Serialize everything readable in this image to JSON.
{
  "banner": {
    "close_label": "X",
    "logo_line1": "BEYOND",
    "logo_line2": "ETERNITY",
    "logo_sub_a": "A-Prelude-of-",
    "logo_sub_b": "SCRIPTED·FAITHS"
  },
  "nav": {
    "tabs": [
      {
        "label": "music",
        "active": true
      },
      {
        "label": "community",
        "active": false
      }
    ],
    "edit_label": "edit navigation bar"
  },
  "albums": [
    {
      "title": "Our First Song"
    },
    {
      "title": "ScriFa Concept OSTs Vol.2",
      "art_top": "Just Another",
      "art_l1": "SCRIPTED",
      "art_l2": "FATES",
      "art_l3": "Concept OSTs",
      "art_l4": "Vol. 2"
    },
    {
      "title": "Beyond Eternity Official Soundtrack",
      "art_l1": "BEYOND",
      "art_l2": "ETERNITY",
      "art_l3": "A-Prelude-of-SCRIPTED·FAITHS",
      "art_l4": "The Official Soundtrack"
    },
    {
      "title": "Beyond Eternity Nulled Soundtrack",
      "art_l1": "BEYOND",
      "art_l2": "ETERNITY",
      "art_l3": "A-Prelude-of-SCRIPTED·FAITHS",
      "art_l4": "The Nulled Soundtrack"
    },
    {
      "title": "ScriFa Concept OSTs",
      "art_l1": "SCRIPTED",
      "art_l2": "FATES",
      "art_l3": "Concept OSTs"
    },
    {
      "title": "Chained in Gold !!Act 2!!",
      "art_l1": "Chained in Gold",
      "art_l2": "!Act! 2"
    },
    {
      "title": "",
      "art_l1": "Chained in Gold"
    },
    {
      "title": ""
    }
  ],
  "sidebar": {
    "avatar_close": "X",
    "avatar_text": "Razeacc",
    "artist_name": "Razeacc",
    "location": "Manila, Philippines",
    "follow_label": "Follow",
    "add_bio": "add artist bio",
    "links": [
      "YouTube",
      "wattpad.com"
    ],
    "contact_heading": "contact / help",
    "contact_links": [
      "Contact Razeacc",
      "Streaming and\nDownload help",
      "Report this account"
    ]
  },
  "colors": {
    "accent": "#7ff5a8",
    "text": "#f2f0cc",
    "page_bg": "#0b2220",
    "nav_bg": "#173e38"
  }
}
-=-=-
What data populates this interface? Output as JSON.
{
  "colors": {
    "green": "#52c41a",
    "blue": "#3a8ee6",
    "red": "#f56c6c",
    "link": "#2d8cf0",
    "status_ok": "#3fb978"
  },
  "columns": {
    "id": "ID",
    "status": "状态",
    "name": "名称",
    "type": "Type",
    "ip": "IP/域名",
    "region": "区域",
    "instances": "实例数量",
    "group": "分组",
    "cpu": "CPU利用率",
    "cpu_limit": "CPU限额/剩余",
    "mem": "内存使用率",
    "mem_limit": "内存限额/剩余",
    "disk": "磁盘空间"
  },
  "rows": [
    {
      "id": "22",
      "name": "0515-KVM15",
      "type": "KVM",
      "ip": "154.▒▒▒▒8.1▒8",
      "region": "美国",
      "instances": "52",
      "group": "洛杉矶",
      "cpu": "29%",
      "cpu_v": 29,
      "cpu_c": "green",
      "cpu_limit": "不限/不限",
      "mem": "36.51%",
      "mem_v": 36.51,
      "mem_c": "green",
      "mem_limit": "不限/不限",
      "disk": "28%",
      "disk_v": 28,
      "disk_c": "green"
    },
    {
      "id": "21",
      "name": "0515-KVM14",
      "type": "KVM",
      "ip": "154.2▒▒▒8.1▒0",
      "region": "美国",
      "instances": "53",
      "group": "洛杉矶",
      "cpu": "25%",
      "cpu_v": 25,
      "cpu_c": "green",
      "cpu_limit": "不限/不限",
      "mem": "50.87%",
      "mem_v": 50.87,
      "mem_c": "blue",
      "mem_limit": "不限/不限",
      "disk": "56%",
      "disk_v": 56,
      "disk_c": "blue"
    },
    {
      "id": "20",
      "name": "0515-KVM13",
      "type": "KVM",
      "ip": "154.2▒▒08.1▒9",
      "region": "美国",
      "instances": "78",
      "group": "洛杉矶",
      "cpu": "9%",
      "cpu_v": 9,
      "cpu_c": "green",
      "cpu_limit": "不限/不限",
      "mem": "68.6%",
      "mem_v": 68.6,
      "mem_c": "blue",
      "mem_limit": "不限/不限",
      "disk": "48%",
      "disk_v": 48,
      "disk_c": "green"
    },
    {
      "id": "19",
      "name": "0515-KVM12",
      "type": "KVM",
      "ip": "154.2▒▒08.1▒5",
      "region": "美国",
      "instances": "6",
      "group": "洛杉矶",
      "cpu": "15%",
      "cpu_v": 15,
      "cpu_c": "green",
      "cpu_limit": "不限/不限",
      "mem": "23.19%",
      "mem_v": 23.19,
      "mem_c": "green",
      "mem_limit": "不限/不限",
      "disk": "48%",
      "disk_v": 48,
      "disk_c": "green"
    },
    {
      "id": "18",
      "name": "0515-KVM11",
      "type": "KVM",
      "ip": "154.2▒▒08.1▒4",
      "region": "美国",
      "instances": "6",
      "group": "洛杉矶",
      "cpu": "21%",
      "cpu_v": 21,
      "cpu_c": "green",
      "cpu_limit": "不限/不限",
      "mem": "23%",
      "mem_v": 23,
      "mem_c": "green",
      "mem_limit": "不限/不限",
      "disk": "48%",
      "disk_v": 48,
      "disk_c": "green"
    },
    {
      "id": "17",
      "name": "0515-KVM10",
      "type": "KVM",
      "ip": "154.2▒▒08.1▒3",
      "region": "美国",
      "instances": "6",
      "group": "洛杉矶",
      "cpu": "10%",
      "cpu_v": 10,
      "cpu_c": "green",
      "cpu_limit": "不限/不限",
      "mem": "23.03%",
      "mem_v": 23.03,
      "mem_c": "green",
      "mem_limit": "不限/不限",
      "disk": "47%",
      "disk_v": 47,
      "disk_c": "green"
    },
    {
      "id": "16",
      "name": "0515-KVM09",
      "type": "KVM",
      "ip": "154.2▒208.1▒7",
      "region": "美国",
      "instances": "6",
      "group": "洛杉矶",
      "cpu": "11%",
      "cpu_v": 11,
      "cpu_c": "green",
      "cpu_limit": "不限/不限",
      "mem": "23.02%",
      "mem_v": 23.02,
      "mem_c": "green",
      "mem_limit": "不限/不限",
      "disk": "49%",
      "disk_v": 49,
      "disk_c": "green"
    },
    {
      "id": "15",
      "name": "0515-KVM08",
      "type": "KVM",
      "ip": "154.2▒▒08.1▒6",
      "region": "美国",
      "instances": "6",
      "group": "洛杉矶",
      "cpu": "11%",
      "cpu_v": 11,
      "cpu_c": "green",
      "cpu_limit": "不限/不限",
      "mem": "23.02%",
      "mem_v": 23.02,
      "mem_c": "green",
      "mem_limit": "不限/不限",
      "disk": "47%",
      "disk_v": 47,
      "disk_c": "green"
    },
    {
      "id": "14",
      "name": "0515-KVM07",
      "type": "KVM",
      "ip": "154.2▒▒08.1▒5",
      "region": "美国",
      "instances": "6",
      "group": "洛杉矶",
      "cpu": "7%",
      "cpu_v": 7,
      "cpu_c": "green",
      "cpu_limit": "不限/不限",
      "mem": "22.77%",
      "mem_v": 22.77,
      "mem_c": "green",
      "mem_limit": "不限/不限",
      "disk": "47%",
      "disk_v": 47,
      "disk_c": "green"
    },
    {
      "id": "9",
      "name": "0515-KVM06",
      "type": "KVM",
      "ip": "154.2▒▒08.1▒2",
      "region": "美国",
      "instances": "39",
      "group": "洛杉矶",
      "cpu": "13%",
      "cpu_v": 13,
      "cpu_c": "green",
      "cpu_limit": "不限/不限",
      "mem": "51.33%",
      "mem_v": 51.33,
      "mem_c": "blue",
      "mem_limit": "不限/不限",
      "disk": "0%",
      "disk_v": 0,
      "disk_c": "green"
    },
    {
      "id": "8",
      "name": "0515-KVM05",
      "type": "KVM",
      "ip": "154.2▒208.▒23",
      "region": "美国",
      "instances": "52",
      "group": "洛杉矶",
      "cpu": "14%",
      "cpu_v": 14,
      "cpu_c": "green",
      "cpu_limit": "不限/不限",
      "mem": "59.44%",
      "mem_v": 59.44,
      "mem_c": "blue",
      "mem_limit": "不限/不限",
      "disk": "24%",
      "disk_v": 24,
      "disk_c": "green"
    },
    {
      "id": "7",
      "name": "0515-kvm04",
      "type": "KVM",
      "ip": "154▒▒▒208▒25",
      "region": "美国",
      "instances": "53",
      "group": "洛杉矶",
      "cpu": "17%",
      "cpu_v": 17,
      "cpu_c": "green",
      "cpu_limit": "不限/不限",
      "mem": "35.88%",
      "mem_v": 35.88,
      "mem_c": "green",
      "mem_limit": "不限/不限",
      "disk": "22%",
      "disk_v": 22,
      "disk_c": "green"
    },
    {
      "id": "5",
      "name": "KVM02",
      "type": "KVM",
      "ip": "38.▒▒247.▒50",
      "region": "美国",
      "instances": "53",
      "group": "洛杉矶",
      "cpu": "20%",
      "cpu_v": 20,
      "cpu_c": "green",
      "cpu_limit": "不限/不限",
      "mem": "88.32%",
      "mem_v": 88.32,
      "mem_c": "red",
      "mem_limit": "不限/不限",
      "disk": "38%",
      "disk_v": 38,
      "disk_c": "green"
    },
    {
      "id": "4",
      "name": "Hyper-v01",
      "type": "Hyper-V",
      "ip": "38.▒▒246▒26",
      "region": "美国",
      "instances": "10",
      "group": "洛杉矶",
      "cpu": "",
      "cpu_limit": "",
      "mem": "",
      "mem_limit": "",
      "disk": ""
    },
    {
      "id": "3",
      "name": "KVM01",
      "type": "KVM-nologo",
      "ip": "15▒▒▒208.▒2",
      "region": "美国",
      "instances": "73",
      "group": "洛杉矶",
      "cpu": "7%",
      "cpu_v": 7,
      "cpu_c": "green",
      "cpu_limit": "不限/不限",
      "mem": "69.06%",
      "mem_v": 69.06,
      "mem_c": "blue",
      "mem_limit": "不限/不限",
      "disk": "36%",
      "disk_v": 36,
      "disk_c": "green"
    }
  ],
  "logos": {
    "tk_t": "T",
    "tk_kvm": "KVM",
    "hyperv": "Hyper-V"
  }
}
-=-=-
» **Given request**:
Identify all lines where the word "Hyper" shows up. Copy them.

» **Expected answer**:
      "name": "Hyper-v01",
      "type": "Hyper-V",
    "hyperv": "Hyper-V"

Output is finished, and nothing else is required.